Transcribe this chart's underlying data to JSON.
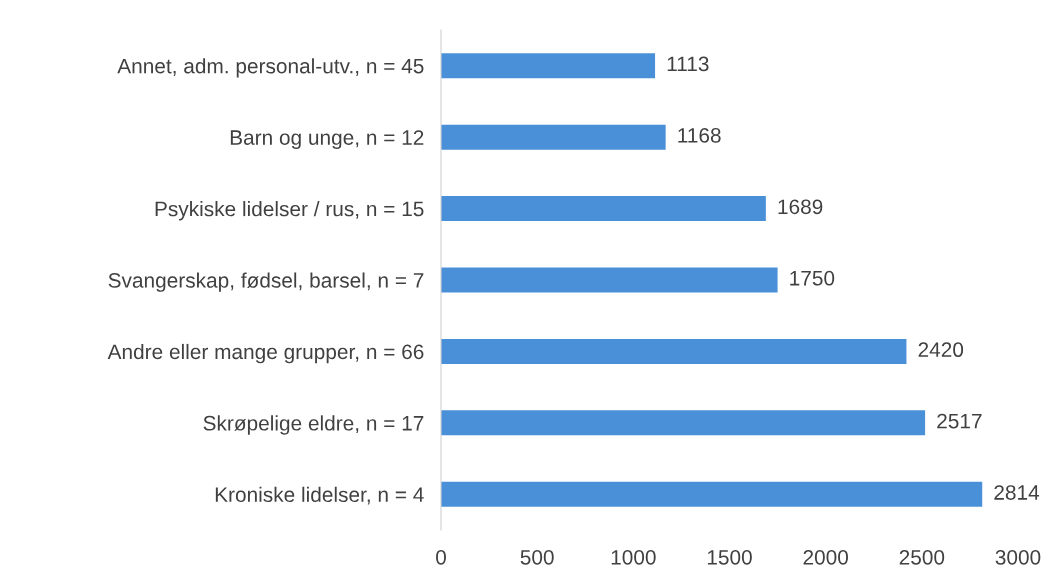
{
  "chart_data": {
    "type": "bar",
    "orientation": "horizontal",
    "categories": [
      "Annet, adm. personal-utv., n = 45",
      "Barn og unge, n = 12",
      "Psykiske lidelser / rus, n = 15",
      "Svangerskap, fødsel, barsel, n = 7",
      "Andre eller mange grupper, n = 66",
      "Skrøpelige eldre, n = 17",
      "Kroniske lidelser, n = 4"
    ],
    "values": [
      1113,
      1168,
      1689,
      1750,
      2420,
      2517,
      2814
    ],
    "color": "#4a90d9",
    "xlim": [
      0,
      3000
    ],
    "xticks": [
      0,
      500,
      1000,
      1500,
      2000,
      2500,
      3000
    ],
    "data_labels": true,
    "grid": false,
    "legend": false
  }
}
--------------------------------------------------
Exactly reproduce each record, leaving out any pictures.

Transcribe this chart's underlying data to JSON.
{
  "chart_data": {
    "type": "bar",
    "orientation": "horizontal",
    "categories": [
      "Annet, adm. personal-utv., n = 45",
      "Barn og unge, n = 12",
      "Psykiske lidelser / rus, n = 15",
      "Svangerskap, fødsel, barsel, n = 7",
      "Andre eller mange grupper, n = 66",
      "Skrøpelige eldre, n = 17",
      "Kroniske lidelser, n = 4"
    ],
    "values": [
      1113,
      1168,
      1689,
      1750,
      2420,
      2517,
      2814
    ],
    "color": "#4a90d9",
    "xlim": [
      0,
      3000
    ],
    "xticks": [
      0,
      500,
      1000,
      1500,
      2000,
      2500,
      3000
    ],
    "data_labels": true,
    "grid": false,
    "legend": false
  }
}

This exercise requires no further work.